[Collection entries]
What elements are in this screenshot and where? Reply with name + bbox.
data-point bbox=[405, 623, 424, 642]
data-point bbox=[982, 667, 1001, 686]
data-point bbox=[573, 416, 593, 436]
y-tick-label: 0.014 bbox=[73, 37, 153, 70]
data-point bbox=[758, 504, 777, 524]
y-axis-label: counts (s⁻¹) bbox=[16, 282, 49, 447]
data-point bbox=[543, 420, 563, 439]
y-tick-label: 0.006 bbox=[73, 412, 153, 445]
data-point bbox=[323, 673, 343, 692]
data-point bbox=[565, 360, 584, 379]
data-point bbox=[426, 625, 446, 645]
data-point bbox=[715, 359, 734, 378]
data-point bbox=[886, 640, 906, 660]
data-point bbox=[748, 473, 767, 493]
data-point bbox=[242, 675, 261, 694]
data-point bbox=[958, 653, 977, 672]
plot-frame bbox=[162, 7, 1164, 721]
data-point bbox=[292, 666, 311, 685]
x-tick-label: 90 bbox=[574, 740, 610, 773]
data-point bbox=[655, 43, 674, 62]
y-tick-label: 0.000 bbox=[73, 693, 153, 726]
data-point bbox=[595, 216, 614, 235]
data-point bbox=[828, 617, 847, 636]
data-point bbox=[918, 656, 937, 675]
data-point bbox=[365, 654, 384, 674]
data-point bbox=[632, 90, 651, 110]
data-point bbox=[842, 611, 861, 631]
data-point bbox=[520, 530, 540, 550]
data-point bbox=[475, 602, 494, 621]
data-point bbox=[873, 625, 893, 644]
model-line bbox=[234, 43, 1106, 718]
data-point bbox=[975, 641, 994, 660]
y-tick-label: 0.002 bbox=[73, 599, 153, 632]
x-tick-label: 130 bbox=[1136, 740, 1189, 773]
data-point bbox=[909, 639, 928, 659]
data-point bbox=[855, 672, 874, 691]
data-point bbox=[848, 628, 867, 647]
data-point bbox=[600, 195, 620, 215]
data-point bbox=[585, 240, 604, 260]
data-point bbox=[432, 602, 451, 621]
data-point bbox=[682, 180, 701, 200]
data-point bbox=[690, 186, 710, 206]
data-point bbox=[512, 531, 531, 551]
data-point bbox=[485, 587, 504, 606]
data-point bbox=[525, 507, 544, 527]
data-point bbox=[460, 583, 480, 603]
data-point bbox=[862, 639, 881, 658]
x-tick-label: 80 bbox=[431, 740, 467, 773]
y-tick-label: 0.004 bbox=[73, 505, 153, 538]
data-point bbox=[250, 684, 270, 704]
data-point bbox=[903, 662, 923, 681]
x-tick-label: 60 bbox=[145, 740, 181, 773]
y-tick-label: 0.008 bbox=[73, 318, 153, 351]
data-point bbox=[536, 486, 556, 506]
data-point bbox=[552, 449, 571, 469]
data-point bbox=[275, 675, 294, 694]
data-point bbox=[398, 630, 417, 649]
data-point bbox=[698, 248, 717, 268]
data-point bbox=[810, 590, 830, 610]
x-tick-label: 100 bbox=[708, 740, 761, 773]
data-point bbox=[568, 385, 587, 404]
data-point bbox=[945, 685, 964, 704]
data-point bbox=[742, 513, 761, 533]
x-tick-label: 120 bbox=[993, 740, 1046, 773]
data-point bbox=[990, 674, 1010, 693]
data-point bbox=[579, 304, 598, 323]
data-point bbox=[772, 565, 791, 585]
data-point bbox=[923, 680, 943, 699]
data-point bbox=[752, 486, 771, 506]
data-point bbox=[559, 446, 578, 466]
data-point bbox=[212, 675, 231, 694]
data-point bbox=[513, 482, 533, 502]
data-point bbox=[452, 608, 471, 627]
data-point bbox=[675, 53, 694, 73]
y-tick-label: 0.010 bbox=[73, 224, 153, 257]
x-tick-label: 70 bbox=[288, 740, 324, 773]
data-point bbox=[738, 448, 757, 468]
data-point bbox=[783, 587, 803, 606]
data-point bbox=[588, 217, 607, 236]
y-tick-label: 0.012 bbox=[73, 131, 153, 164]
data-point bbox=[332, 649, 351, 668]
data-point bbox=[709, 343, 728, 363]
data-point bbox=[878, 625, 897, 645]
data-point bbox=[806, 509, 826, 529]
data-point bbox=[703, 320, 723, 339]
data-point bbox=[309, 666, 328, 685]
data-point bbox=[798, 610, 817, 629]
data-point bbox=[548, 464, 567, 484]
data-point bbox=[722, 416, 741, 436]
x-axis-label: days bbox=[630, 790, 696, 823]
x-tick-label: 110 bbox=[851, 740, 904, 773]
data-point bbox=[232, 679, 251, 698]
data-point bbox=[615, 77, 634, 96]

WRITTEN EXERCISE
How many lines of the material above contain the string "axis"? Reply with the number alone.

WRITTEN SOLUTION
2